• Objective
Using the listing beneath this task, count the lines with the word "value" and write only the result.

Figure dataset records:

··········

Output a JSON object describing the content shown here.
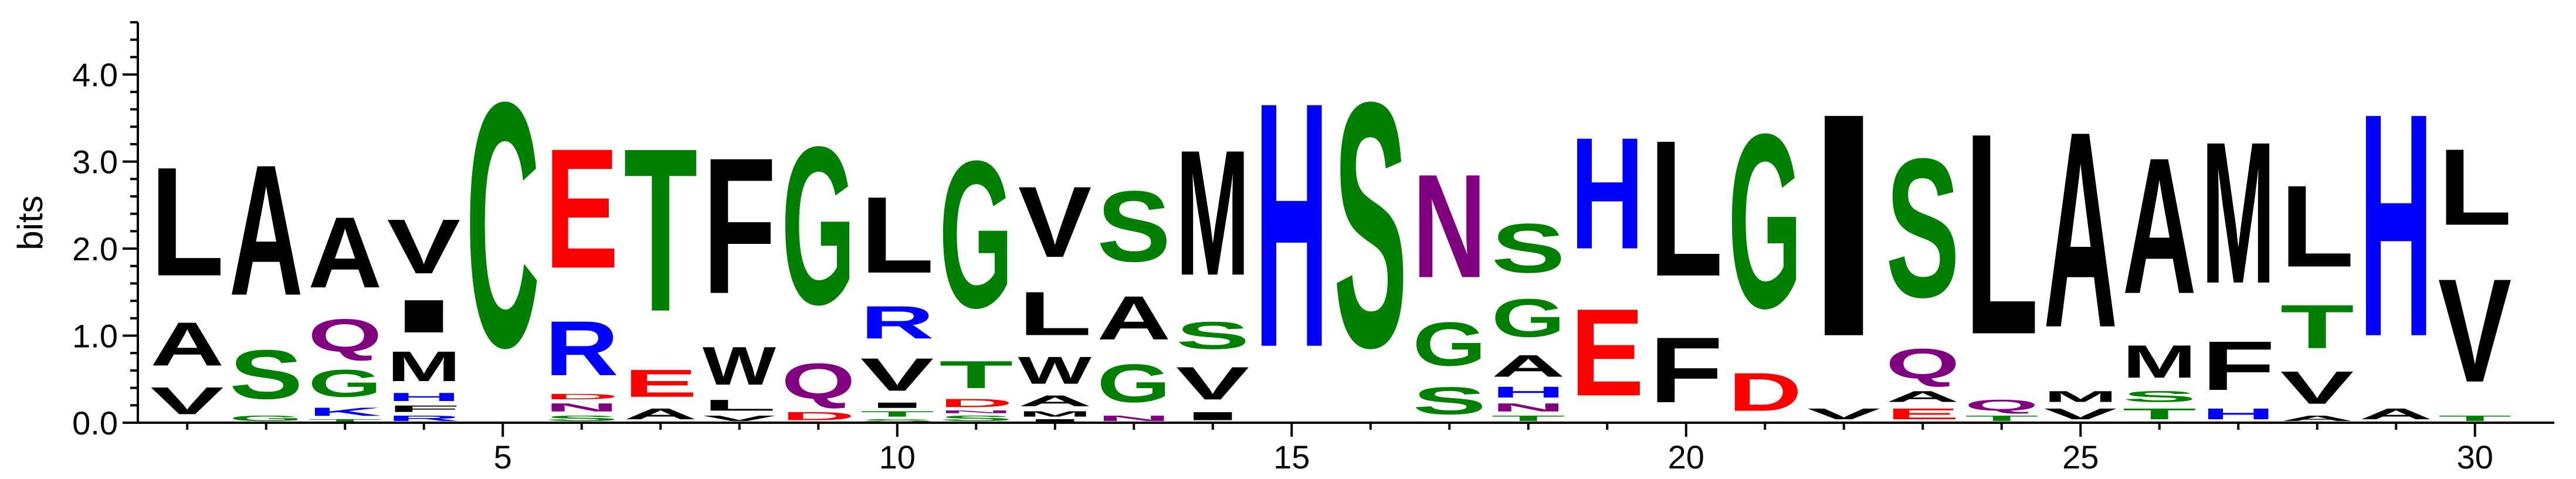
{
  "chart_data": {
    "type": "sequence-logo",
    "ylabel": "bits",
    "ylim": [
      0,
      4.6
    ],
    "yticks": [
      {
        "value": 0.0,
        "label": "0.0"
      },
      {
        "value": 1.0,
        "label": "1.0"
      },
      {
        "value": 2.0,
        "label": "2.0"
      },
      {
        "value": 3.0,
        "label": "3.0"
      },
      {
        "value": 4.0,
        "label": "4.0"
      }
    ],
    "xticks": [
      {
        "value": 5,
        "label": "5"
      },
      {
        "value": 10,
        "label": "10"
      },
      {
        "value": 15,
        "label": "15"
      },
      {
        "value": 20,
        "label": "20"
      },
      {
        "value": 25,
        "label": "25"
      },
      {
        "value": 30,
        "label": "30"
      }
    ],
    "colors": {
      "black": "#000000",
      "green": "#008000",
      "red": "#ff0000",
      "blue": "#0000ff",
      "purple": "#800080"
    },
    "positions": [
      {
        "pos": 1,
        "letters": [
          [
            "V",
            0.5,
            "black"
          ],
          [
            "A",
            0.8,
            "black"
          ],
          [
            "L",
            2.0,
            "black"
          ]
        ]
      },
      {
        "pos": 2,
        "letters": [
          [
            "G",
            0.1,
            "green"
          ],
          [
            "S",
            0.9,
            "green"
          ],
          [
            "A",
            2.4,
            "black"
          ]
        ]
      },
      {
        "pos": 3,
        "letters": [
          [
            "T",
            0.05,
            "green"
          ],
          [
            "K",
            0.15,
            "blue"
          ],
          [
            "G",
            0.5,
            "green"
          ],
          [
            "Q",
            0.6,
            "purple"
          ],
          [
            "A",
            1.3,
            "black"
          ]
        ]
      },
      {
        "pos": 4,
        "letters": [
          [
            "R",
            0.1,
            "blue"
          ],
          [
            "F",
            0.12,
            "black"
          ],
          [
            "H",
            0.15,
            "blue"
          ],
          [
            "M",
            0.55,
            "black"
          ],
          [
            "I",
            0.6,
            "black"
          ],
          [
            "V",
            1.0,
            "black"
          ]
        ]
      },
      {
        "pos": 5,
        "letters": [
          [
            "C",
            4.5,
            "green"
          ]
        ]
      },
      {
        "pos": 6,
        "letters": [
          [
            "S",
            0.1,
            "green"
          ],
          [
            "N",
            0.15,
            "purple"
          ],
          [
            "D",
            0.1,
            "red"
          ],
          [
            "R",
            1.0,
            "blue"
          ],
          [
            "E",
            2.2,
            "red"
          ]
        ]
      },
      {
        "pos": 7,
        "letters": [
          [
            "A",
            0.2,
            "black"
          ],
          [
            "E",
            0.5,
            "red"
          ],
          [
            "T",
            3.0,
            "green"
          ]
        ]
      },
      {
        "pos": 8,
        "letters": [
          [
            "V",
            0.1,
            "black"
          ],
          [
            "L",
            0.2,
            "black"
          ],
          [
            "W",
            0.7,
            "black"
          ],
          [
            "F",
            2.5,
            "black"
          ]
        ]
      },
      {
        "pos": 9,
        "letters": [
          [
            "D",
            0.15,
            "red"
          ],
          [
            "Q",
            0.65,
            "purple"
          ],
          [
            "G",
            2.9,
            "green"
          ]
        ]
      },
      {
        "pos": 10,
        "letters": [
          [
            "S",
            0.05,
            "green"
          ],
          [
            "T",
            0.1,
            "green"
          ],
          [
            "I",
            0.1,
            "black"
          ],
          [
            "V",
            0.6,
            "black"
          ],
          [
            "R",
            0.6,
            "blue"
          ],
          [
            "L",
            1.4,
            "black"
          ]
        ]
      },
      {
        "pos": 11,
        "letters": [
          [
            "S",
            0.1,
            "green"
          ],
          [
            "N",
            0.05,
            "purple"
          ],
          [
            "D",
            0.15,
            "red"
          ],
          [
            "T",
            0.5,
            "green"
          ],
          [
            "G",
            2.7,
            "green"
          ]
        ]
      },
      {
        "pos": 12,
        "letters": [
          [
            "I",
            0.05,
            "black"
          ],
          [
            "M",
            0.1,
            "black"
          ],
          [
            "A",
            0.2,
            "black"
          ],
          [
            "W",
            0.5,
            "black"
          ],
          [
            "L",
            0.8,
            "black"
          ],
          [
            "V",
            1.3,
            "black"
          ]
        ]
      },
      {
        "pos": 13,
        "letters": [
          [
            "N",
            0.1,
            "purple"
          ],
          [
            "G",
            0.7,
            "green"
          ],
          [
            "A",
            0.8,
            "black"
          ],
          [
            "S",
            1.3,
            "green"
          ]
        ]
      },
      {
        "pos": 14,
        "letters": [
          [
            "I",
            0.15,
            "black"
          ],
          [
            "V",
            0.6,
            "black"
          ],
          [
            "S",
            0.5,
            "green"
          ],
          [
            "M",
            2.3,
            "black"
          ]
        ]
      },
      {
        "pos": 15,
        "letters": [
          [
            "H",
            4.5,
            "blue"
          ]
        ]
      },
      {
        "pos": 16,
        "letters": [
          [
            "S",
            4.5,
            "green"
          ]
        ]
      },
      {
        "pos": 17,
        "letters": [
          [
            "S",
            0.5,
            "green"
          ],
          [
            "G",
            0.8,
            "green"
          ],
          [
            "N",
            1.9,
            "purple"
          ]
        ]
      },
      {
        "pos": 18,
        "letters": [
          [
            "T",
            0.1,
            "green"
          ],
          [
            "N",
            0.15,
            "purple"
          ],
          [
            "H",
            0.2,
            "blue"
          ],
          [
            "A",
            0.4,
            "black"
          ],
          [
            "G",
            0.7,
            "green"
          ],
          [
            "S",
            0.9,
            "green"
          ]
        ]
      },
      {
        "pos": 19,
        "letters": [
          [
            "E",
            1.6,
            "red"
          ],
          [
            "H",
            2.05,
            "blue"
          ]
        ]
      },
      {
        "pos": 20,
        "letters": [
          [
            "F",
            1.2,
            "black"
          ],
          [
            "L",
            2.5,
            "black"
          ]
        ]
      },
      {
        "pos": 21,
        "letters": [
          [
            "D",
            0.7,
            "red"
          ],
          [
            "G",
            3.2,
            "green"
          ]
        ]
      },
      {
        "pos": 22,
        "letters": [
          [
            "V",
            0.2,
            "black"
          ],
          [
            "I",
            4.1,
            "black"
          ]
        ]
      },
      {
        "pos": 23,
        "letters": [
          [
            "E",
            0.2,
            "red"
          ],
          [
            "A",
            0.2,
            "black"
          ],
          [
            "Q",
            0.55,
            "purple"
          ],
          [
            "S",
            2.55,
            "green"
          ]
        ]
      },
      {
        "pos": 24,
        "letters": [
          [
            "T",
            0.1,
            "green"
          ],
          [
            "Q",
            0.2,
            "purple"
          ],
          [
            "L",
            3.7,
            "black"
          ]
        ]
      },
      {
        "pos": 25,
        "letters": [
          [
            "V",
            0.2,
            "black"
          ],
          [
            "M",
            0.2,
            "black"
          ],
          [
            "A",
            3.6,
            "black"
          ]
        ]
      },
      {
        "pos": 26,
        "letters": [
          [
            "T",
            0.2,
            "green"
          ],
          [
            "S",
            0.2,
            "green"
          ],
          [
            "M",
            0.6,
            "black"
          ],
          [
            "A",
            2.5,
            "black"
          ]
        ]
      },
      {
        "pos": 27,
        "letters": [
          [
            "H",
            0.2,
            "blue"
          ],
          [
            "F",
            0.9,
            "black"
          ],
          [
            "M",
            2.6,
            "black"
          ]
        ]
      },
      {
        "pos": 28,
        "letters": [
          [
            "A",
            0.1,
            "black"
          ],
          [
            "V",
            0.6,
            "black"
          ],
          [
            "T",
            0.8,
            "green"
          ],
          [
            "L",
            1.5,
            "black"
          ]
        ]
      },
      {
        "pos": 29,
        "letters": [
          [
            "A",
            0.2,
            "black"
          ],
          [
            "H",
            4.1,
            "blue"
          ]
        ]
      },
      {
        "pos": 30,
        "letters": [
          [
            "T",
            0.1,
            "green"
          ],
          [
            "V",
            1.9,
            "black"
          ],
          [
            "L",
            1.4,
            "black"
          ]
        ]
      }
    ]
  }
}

··········

• Exercise answer
11